■ **Directions for this task**: Below are the records. List every line holding the word "SRMTID".

■ **Data to use**:
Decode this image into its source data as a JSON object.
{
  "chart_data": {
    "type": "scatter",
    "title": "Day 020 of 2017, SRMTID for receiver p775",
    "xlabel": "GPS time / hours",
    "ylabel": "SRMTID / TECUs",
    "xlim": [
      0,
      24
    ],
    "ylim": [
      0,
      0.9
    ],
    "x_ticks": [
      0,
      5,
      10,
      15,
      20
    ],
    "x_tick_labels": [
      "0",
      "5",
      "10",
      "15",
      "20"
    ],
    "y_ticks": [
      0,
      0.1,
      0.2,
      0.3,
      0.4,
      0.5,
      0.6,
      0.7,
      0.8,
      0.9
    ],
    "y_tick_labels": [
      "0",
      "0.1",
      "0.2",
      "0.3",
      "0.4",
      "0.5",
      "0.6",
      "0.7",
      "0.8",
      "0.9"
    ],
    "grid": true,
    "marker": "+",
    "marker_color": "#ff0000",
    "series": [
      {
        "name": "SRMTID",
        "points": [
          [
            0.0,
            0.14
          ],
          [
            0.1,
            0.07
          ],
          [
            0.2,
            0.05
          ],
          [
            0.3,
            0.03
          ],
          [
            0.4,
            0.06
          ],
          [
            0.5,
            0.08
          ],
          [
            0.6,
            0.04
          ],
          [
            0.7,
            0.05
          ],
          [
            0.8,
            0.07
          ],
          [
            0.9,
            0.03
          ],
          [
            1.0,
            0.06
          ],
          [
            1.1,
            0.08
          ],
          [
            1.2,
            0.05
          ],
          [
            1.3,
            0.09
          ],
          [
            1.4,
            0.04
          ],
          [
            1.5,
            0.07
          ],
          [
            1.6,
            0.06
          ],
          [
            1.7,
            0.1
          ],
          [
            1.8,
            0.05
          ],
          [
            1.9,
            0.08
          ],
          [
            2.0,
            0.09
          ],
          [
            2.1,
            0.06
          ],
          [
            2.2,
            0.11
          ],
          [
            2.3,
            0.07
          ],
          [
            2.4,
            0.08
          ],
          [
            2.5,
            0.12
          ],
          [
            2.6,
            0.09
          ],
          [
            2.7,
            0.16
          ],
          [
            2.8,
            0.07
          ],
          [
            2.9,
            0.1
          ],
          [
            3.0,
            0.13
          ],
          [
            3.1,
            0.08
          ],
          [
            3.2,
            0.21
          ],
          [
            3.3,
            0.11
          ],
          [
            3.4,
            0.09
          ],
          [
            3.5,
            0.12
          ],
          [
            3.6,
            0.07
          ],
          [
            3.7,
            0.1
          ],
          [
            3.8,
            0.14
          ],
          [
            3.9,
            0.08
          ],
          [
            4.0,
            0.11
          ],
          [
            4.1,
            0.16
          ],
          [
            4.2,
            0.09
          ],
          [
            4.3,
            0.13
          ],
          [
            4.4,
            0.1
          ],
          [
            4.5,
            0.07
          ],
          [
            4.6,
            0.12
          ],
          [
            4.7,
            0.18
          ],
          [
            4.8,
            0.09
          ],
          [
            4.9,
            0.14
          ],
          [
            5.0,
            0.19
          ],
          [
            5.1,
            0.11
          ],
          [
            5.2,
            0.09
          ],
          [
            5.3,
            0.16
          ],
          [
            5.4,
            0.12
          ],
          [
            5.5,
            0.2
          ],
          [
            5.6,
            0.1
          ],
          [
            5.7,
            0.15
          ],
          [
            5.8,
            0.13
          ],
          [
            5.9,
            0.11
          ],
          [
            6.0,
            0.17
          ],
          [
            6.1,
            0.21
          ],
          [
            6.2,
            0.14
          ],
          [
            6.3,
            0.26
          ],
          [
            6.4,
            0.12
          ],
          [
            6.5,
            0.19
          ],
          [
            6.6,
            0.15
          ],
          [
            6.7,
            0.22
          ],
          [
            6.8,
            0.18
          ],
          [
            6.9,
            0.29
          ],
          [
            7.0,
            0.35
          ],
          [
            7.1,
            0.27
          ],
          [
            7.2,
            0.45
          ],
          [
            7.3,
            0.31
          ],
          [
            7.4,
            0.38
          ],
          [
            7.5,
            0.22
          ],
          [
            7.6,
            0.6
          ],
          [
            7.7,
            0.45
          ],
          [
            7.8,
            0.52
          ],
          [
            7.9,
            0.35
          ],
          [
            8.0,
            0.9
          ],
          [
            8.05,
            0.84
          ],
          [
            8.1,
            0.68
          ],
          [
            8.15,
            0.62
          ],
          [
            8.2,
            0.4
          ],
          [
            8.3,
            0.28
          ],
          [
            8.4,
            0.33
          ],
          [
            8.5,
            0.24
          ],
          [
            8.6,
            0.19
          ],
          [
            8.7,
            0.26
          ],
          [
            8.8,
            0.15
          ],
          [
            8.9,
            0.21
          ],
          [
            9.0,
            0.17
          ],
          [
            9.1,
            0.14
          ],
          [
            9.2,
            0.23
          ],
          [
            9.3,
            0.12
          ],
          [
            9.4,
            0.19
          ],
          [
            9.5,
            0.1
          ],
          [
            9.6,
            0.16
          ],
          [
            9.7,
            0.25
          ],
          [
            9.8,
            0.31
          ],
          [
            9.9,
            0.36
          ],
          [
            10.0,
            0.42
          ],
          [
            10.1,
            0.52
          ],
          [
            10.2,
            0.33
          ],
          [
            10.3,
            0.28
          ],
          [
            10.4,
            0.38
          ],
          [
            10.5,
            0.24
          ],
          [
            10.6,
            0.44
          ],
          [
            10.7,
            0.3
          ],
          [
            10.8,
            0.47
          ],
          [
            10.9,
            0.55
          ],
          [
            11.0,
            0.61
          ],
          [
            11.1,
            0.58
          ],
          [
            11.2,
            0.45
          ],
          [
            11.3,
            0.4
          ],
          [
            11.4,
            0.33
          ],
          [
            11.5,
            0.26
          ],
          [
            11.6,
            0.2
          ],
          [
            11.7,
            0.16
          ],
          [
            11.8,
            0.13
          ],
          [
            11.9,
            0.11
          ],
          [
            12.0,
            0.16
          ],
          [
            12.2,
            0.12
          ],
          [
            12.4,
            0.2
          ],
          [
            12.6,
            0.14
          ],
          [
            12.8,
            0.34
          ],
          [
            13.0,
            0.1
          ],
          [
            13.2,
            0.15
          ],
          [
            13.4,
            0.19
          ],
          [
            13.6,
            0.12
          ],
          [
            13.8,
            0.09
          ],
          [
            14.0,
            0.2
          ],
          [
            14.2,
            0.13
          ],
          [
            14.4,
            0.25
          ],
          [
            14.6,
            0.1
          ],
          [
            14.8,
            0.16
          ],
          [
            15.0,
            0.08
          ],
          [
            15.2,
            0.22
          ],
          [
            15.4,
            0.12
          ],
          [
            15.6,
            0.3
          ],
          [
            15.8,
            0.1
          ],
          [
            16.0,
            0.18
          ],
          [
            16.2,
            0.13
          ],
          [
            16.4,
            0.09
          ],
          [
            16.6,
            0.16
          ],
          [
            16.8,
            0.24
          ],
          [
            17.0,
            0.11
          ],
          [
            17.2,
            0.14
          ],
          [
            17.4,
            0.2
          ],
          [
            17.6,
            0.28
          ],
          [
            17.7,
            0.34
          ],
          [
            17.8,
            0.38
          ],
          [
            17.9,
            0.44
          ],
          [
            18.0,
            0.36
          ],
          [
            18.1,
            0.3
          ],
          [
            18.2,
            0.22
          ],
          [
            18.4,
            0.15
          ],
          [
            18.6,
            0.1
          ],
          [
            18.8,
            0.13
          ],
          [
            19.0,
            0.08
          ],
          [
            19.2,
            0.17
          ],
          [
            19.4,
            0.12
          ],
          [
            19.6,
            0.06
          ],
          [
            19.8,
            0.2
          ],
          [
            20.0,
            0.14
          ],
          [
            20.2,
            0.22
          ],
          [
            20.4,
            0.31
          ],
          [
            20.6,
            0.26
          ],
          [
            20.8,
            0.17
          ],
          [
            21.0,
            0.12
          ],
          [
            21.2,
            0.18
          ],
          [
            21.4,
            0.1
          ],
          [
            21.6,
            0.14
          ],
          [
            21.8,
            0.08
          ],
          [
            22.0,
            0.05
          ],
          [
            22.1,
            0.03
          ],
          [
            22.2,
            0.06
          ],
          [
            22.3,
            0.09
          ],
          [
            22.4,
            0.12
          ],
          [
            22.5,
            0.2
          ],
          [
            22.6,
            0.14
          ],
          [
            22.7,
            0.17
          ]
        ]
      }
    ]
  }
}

■ **Output**:
    "title": "Day 020 of 2017, SRMTID for receiver p775",
    "ylabel": "SRMTID / TECUs",
        "name": "SRMTID",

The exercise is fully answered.